- Provided text
= Beginning of Section =

Plenary

Trusting what we consume: Are we truly managing the interface of technology, health and health and safety

FRIDAY 12 OCTOBER 2007

Speakers:

Dora Akunyili, National Agency for Food and Drug Administration and Control, Nigeria
Daniela Rosche, Policy Coordinator, Women in Europe for a Common Future, The Netherlands

Moderator:

Pierre Briançon, Paris correspondent, Breaking Views.com

In Nigeria counterfeit goods are responsible for the deaths of hundreds, possibly thousands, of people every year. This was the stark message from Dora Akunyili, the Director General of Nigeria’s national Agency for Food and Drug Administration to participants in this plenary session.

While many of us perhaps see the problem of counterfeiting as no more serious than buying a few fake designer tee-shirts or handbags while on holiday, Akinyili explained that the reality in Nigeria and many other developing countries is far more deadly.

= End of Section =

- Given records
= Beginning of Section =

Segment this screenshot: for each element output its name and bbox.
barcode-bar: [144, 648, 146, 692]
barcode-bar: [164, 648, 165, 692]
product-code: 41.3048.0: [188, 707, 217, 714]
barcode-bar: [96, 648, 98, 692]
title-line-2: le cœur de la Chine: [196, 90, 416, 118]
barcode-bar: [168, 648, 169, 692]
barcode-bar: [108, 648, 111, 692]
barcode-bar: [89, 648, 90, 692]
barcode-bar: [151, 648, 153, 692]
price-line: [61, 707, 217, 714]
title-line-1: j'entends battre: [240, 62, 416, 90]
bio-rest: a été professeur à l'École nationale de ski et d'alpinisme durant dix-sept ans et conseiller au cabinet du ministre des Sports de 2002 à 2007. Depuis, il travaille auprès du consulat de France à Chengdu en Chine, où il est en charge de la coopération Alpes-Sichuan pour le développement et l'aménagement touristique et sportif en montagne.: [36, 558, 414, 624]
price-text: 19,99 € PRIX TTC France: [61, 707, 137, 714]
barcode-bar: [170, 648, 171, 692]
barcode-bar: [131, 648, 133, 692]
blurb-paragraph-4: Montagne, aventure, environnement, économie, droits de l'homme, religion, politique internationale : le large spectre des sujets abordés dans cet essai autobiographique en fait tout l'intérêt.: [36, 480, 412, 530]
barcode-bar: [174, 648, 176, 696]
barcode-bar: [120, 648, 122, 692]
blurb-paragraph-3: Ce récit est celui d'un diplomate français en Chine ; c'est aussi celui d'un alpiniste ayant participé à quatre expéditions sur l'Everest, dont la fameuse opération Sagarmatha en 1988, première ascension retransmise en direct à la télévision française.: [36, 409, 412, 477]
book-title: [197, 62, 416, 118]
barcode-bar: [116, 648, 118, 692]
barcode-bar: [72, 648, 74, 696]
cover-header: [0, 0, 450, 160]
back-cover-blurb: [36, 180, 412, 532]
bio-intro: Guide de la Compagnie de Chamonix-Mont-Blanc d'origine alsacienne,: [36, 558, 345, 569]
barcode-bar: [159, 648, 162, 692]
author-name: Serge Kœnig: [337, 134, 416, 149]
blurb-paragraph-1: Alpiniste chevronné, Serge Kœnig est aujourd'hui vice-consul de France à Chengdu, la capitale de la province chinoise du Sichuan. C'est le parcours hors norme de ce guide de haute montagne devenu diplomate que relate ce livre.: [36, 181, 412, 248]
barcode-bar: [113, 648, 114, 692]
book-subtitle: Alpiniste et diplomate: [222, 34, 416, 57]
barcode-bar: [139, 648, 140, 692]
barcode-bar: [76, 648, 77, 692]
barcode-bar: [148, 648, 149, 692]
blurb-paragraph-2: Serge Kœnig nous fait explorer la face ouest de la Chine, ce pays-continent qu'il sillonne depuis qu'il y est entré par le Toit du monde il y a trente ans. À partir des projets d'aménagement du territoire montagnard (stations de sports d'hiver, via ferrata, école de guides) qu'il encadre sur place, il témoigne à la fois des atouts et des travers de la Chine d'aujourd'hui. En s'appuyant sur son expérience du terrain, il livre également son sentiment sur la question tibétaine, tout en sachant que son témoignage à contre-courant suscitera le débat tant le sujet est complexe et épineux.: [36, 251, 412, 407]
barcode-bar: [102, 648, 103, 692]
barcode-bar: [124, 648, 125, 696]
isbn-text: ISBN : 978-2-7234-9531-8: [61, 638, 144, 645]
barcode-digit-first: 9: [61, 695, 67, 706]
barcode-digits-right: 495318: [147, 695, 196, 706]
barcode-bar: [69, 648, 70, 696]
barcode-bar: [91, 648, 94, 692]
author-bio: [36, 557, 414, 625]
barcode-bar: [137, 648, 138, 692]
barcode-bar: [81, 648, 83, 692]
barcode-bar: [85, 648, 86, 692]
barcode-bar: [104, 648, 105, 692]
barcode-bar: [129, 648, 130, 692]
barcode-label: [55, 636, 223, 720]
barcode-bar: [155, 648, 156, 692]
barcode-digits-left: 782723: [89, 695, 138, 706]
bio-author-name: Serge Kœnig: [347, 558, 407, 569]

= End of Section =

- Apply what you read
1. Write out the part of the plenary session summary starting with "While many of" and going on through "far more deadly.".
2. Who are the people the plenary session summary lists as speakers and moderator?
3. Proceed with the plenary session summary on counterfeit goods, picking up after its final sentence.

- Expected outputs
1.
While many of us perhaps see the problem of counterfeiting as no more serious than buying a few fake designer tee-shirts or handbags while on holiday, Akinyili explained that the reality in Nigeria and many other developing countries is far more deadly.

2. Dora Akunyili, Daniela Rosche, Pierre Briançon

3.
Nigeria is currently suffering from what could legitimately be described as an epidemic of counterfeit pharmaceuticals and these fake drugs are extremely sophisticated. Generally produced in China or India, they are sold in packaging that is often barely distinguishable from genuine medicines. But they are produced with no controls, which means that they almost systematically do not contain the pharmaceutical substances they claim to.

In concrete terms, this means that an antibiotic that claims to contain 200 milligrams of a given substance could only contain 20 milligrams.

In such a case someone who believes they are taking medication that will rid them of an infection caused by a particular strain of bacteria may actually be ensuring that that bacteria becomes ever stronger and more resistant to treatment.

“The most frightening thing is resistance,” said Akunyili. The Food and Drug Administration director argued that the only way to tackle the problem of counterfeit pharmaceuticals was to draft a binding international agreement that would ensure the companies and criminal networks producing illicit products could be pursued and prosecuted, wherever in the world they operated.

“I would like to see an international agreement on counterfeit drugs,” Akunyili said. She added that it would be an error to argue that counterfeit drugs were solely a problem for the developing world. Both the USA and the UK had both recently seen criminals arrested for producing fake prescription pharmaceuticals, she pointed out.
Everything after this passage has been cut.